──────── MATERIAL PROVIDED ────────

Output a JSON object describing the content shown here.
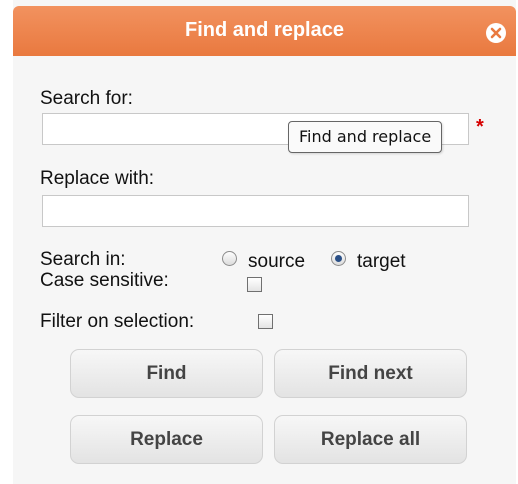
{
  "dialog": {
    "title": "Find and replace",
    "close_icon": "close-icon"
  },
  "search": {
    "label": "Search for:",
    "value": "",
    "required_mark": "*",
    "tooltip": "Find and replace"
  },
  "replace": {
    "label": "Replace with:",
    "value": ""
  },
  "search_in": {
    "label": "Search in:",
    "options": [
      {
        "label": "source",
        "checked": false
      },
      {
        "label": "target",
        "checked": true
      }
    ]
  },
  "case_sensitive": {
    "label": "Case sensitive:",
    "checked": false
  },
  "filter_selection": {
    "label": "Filter on selection:",
    "checked": false
  },
  "buttons": {
    "find": "Find",
    "find_next": "Find next",
    "replace": "Replace",
    "replace_all": "Replace all"
  },
  "colors": {
    "titlebar": "#ee8550",
    "required": "#d60000",
    "radio_selected": "#2a4f86"
  }
}
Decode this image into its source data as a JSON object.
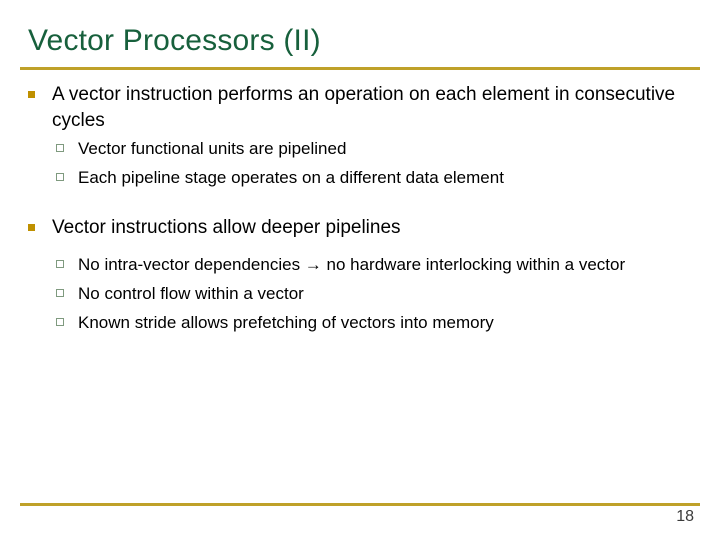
{
  "slide": {
    "title": "Vector Processors (II)",
    "page_number": "18",
    "colors": {
      "title_green": "#17603C",
      "rule_gold": "#BFA129",
      "bullet_gold": "#BF9000",
      "subbullet_outline": "#7F9A7F",
      "body_text": "#000000",
      "page_number": "#3A3A3A",
      "background": "#FFFFFF"
    },
    "bullets": [
      {
        "text": "A vector instruction performs an operation on each element in consecutive cycles",
        "marker": "filled-square-gold",
        "sub_bullets": [
          {
            "text": "Vector functional units are pipelined",
            "marker": "hollow-square-green"
          },
          {
            "text": "Each pipeline stage operates on a different data element",
            "marker": "hollow-square-green"
          }
        ]
      },
      {
        "text": "Vector instructions allow deeper pipelines",
        "marker": "filled-square-gold",
        "sub_bullets": [
          {
            "text": "No intra-vector dependencies → no hardware interlocking within a vector",
            "marker": "hollow-square-green"
          },
          {
            "text": "No control flow within a vector",
            "marker": "hollow-square-green"
          },
          {
            "text": "Known stride allows prefetching of vectors into memory",
            "marker": "hollow-square-green"
          }
        ]
      }
    ]
  }
}
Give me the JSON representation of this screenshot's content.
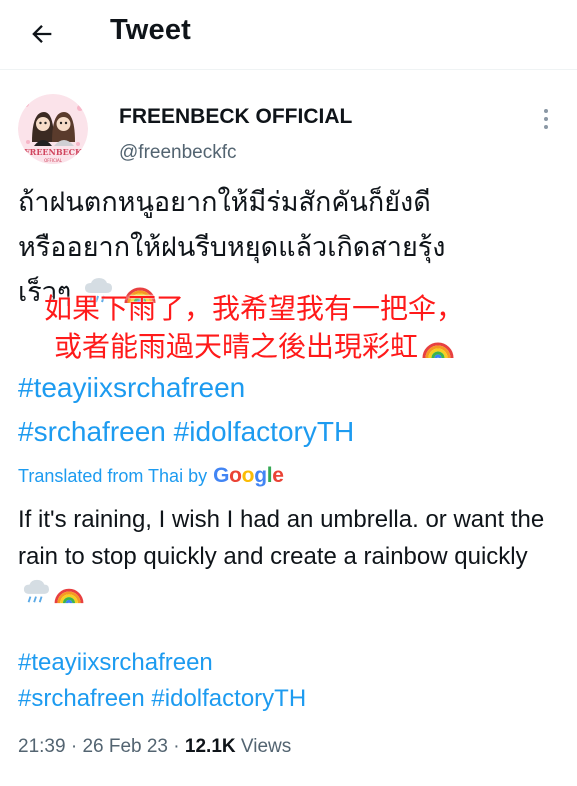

────────

# [EXERCISE TASK]
Looking back at the lines above, state how many contain the word "content", and supply nothing besides the number.

# [SOLUTION TO THE EXERCISE]
2